**What you have to do**
Output every entry exactly, from the first line to the last.

**Records for the exercise**
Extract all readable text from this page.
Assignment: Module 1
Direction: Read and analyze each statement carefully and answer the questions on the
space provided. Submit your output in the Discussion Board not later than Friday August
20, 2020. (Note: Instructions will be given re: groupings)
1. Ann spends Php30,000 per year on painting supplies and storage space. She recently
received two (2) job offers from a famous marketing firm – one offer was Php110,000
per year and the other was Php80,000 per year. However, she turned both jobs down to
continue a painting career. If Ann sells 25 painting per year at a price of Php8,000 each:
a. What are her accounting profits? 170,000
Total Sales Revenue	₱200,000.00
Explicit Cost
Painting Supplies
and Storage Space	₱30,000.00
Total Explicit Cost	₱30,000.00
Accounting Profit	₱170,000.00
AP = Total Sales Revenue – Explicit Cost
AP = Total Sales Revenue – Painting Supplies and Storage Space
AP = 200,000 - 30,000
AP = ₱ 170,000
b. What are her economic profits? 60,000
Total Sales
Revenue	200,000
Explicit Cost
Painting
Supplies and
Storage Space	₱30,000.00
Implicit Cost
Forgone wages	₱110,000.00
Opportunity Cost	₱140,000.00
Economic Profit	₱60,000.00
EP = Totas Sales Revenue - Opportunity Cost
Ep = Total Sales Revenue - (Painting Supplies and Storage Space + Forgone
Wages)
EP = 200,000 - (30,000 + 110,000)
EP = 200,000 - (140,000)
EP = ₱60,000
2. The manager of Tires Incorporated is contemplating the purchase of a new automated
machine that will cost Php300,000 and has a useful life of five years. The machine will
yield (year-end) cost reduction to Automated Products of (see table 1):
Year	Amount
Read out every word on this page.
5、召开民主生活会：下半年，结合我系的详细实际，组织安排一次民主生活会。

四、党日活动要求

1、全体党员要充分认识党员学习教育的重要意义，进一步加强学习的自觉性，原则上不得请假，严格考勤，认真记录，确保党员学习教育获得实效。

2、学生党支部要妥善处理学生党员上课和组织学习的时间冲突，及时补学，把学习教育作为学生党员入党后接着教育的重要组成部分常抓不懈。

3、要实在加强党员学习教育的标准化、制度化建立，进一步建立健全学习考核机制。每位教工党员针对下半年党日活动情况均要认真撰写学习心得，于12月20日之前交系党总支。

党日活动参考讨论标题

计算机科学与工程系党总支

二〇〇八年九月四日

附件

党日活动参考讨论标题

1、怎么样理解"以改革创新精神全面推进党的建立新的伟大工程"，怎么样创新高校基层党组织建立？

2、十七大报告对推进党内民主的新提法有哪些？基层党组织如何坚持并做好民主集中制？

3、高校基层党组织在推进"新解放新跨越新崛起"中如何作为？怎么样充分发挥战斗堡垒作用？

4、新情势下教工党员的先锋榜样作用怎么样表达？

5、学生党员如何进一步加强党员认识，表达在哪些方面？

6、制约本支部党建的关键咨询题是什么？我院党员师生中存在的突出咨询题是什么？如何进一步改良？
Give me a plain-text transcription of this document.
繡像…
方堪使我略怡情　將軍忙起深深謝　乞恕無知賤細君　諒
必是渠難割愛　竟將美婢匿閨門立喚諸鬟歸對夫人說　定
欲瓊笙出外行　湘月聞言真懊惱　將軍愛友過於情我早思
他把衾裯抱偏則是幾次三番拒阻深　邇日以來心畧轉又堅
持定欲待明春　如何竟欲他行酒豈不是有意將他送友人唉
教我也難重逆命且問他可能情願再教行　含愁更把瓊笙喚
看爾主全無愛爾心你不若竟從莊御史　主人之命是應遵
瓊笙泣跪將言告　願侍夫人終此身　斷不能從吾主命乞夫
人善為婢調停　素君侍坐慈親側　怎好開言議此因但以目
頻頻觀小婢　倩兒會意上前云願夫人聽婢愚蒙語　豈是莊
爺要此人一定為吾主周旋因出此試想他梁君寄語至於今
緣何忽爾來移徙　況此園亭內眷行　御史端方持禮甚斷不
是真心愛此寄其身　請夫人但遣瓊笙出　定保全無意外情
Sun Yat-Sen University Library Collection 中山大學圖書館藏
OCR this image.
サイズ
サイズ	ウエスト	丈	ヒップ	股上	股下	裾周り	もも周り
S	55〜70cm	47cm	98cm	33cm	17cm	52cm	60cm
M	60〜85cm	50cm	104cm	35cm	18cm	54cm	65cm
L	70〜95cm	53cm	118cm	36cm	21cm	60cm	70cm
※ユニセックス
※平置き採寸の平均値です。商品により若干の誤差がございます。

**Complete output**
Extract all readable text from this page.
Assignment: Module 1
Direction: Read and analyze each statement carefully and answer the questions on the
space provided. Submit your output in the Discussion Board not later than Friday August
20, 2020. (Note: Instructions will be given re: groupings)
1. Ann spends Php30,000 per year on painting supplies and storage space. She recently
received two (2) job offers from a famous marketing firm – one offer was Php110,000
per year and the other was Php80,000 per year. However, she turned both jobs down to
continue a painting career. If Ann sells 25 painting per year at a price of Php8,000 each:
a. What are her accounting profits? 170,000
Total Sales Revenue	₱200,000.00
Explicit Cost
Painting Supplies
and Storage Space	₱30,000.00
Total Explicit Cost	₱30,000.00
Accounting Profit	₱170,000.00
AP = Total Sales Revenue – Explicit Cost
AP = Total Sales Revenue – Painting Supplies and Storage Space
AP = 200,000 - 30,000
AP = ₱ 170,000
b. What are her economic profits? 60,000
Total Sales
Revenue	200,000
Explicit Cost
Painting
Supplies and
Storage Space	₱30,000.00
Implicit Cost
Forgone wages	₱110,000.00
Opportunity Cost	₱140,000.00
Economic Profit	₱60,000.00
EP = Totas Sales Revenue - Opportunity Cost
Ep = Total Sales Revenue - (Painting Supplies and Storage Space + Forgone
Wages)
EP = 200,000 - (30,000 + 110,000)
EP = 200,000 - (140,000)
EP = ₱60,000
2. The manager of Tires Incorporated is contemplating the purchase of a new automated
machine that will cost Php300,000 and has a useful life of five years. The machine will
yield (year-end) cost reduction to Automated Products of (see table 1):
Year	Amount
Read out every word on this page.
5、召开民主生活会：下半年，结合我系的详细实际，组织安排一次民主生活会。

四、党日活动要求

1、全体党员要充分认识党员学习教育的重要意义，进一步加强学习的自觉性，原则上不得请假，严格考勤，认真记录，确保党员学习教育获得实效。

2、学生党支部要妥善处理学生党员上课和组织学习的时间冲突，及时补学，把学习教育作为学生党员入党后接着教育的重要组成部分常抓不懈。

3、要实在加强党员学习教育的标准化、制度化建立，进一步建立健全学习考核机制。每位教工党员针对下半年党日活动情况均要认真撰写学习心得，于12月20日之前交系党总支。

党日活动参考讨论标题

计算机科学与工程系党总支

二〇〇八年九月四日

附件

党日活动参考讨论标题

1、怎么样理解"以改革创新精神全面推进党的建立新的伟大工程"，怎么样创新高校基层党组织建立？

2、十七大报告对推进党内民主的新提法有哪些？基层党组织如何坚持并做好民主集中制？

3、高校基层党组织在推进"新解放新跨越新崛起"中如何作为？怎么样充分发挥战斗堡垒作用？

4、新情势下教工党员的先锋榜样作用怎么样表达？

5、学生党员如何进一步加强党员认识，表达在哪些方面？

6、制约本支部党建的关键咨询题是什么？我院党员师生中存在的突出咨询题是什么？如何进一步改良？
Give me a plain-text transcription of this document.
繡像…
方堪使我略怡情　將軍忙起深深謝　乞恕無知賤細君　諒
必是渠難割愛　竟將美婢匿閨門立喚諸鬟歸對夫人說　定
欲瓊笙出外行　湘月聞言真懊惱　將軍愛友過於情我早思
他把衾裯抱偏則是幾次三番拒阻深　邇日以來心畧轉又堅
持定欲待明春　如何竟欲他行酒豈不是有意將他送友人唉
教我也難重逆命且問他可能情願再教行　含愁更把瓊笙喚
看爾主全無愛爾心你不若竟從莊御史　主人之命是應遵
瓊笙泣跪將言告　願侍夫人終此身　斷不能從吾主命乞夫
人善為婢調停　素君侍坐慈親側　怎好開言議此因但以目
頻頻觀小婢　倩兒會意上前云願夫人聽婢愚蒙語　豈是莊
爺要此人一定為吾主周旋因出此試想他梁君寄語至於今
緣何忽爾來移徙　況此園亭內眷行　御史端方持禮甚斷不
是真心愛此寄其身　請夫人但遣瓊笙出　定保全無意外情
Sun Yat-Sen University Library Collection 中山大學圖書館藏
OCR this image.
サイズ
サイズ	ウエスト	丈	ヒップ	股上	股下	裾周り	もも周り
S	55〜70cm	47cm	98cm	33cm	17cm	52cm	60cm
M	60〜85cm	50cm	104cm	35cm	18cm	54cm	65cm
L	70〜95cm	53cm	118cm	36cm	21cm	60cm	70cm
※ユニセックス
※平置き採寸の平均値です。商品により若干の誤差がございます。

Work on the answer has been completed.